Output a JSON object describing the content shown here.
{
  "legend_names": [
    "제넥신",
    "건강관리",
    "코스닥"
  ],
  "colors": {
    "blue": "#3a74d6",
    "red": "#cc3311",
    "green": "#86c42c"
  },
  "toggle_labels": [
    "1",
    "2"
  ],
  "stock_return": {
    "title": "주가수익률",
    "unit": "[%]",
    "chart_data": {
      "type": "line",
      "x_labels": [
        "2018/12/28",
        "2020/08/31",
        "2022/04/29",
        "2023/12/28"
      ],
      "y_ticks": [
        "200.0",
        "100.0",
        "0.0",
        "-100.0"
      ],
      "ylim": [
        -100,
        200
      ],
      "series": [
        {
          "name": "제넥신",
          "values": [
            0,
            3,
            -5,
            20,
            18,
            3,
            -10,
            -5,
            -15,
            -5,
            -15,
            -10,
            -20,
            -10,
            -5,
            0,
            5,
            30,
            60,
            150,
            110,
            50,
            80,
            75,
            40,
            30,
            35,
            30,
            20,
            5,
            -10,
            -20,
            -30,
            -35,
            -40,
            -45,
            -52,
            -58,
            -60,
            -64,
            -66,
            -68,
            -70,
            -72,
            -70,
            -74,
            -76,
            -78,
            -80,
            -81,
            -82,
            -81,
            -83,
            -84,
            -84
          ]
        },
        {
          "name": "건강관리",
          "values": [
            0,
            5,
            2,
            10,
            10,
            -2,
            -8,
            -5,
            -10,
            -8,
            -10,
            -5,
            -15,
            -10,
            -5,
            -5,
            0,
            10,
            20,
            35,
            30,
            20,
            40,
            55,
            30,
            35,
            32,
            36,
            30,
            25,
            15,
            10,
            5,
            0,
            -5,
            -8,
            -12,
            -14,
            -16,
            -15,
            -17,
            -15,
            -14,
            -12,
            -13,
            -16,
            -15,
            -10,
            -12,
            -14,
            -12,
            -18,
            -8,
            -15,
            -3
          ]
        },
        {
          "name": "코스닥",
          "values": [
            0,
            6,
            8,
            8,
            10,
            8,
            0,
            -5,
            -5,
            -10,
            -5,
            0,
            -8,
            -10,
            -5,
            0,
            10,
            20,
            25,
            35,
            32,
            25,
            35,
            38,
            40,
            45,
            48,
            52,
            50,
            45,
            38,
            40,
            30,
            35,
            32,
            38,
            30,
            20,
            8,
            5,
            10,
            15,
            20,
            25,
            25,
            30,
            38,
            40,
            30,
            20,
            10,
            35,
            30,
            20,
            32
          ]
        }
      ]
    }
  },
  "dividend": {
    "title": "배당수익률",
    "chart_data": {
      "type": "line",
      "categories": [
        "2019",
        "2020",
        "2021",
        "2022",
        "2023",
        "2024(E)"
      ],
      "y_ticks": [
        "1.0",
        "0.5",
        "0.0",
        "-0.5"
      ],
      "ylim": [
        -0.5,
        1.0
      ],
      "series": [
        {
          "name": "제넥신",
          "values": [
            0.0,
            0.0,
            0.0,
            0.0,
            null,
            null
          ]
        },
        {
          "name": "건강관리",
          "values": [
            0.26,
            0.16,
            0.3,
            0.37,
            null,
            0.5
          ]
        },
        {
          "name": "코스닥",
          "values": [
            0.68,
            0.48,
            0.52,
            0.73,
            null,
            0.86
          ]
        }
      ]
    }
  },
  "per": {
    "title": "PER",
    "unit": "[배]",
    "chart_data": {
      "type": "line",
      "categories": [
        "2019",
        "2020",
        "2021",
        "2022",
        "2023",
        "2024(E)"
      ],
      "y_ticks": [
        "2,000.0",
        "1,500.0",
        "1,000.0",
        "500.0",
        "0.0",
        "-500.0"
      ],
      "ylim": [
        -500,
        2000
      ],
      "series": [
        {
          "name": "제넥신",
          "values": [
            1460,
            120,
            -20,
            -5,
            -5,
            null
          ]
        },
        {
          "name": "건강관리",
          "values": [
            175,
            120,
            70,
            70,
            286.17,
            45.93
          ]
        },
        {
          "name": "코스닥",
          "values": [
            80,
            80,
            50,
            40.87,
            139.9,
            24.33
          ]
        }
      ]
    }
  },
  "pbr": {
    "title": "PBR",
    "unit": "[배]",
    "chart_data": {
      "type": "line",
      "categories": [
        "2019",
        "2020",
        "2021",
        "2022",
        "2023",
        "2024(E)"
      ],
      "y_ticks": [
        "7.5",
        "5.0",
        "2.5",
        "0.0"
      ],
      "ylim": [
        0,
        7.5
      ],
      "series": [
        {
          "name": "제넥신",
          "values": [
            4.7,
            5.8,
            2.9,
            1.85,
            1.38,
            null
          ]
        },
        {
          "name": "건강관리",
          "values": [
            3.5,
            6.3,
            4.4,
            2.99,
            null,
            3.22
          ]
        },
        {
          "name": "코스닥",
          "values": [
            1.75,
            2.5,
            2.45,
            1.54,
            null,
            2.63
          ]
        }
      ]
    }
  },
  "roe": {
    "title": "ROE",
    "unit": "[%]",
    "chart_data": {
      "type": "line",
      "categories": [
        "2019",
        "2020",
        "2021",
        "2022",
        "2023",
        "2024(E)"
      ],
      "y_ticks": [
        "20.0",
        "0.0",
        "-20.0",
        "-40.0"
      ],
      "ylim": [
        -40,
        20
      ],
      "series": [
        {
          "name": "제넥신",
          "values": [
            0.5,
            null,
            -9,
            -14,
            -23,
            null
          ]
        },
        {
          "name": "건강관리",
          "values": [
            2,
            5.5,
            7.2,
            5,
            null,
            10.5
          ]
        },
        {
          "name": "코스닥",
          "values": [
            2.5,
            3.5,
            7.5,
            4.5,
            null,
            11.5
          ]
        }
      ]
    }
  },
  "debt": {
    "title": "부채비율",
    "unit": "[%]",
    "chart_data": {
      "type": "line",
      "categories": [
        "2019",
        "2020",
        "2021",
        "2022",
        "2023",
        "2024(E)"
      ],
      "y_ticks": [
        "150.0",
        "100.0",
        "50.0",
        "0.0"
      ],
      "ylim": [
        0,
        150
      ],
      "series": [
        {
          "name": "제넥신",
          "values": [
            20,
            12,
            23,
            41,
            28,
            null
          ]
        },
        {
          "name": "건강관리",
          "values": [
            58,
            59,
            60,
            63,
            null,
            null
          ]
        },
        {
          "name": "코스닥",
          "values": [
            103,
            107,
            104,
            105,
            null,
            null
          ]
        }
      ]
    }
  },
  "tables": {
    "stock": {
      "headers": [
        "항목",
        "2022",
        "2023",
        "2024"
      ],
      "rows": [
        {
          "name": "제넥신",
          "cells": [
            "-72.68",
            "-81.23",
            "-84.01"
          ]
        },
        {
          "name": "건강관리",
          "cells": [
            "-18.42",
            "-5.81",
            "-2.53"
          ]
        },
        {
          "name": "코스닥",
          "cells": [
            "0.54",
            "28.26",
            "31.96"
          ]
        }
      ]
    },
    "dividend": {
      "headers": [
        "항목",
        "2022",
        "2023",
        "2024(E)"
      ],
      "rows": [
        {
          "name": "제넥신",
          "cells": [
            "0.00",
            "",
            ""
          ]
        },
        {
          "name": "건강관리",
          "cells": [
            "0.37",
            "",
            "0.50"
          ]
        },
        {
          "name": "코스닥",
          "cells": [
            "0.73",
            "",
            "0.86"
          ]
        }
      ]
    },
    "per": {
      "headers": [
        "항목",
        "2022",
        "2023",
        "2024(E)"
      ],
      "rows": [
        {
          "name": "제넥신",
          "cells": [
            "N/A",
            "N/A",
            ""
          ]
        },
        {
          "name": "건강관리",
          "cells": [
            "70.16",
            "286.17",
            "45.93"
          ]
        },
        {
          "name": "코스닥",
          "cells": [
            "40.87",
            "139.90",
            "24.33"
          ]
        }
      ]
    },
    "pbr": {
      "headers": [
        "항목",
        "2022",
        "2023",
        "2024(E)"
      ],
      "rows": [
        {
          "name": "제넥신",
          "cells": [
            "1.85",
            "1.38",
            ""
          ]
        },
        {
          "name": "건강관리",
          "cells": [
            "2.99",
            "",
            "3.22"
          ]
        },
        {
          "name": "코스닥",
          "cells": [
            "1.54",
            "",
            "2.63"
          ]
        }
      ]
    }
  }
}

○ ○ ○ ○

__Goal__:
Lines from the records above that hold "title" are the ones to list.

__Answer for this exercise__:
    "title": "주가수익률",
    "title": "배당수익률",
    "title": "PER",
    "title": "PBR",
    "title": "ROE",
    "title": "부채비율",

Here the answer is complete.